— begin Material supplied —

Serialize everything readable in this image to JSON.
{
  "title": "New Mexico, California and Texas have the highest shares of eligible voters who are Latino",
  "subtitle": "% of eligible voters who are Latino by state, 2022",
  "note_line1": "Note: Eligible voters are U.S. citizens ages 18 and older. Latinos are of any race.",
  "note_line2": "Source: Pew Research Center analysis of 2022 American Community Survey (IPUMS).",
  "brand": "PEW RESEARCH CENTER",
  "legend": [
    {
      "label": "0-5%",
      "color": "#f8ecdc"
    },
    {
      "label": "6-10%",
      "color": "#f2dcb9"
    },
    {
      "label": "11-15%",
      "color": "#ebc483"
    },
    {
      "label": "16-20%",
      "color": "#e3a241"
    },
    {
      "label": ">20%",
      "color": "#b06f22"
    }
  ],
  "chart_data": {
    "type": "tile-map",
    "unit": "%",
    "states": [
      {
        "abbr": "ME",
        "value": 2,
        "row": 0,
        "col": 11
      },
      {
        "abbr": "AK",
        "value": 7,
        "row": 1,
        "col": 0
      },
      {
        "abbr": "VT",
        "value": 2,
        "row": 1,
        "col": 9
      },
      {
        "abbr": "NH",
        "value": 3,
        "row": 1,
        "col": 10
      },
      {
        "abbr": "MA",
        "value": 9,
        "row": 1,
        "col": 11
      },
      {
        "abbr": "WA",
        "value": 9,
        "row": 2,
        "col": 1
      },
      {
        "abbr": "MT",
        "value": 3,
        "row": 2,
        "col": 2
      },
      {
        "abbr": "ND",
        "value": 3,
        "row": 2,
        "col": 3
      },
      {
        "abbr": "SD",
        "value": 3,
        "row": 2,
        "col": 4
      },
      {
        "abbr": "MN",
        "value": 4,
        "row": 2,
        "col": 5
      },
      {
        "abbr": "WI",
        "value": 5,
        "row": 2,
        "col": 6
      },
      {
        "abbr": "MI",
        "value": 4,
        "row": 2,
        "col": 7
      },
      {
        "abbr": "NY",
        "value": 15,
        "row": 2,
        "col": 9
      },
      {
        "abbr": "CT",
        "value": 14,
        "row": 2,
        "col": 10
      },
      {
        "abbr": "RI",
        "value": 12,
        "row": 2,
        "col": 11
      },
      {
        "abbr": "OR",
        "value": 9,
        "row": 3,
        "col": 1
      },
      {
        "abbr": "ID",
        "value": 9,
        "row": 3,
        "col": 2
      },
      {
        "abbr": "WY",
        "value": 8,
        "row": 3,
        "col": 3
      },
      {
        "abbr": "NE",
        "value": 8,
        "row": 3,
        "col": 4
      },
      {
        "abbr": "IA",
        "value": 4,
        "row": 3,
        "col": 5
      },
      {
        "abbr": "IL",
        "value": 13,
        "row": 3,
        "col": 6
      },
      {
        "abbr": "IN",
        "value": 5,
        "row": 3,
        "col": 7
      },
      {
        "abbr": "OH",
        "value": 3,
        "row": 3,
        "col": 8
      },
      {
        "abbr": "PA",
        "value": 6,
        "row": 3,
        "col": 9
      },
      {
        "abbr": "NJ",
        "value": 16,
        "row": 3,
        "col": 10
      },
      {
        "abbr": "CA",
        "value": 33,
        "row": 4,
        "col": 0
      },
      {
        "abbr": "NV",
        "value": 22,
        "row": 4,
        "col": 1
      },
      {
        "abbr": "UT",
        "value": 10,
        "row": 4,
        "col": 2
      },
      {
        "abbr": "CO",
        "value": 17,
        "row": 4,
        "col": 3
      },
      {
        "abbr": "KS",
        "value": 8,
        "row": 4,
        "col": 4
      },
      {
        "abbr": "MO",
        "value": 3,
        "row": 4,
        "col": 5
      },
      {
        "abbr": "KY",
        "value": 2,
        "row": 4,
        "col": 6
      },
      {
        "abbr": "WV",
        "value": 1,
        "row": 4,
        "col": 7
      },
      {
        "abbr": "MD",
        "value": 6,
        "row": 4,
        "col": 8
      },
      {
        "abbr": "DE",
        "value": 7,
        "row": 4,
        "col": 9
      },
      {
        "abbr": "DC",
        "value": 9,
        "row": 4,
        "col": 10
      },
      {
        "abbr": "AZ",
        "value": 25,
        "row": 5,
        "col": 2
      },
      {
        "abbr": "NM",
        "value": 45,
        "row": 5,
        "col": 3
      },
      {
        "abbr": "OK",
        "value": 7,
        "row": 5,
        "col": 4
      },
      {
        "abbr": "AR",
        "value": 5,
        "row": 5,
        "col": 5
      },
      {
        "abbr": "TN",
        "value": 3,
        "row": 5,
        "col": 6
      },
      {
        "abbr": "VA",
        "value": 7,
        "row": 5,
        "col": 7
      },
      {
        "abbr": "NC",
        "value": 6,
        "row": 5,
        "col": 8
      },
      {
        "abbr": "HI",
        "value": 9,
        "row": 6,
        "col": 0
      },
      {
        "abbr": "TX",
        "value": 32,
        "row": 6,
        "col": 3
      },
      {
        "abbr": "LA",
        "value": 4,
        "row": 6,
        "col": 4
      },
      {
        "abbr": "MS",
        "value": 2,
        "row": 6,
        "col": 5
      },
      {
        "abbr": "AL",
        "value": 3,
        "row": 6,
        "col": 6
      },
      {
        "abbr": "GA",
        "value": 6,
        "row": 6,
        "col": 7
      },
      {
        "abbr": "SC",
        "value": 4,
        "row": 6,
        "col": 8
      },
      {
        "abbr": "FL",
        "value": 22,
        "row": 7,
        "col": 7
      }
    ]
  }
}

— end Material supplied —

→ Do this: Each line containing "color" counts once; state the total number of such lines and nothing else.

→ Completed exercise: 5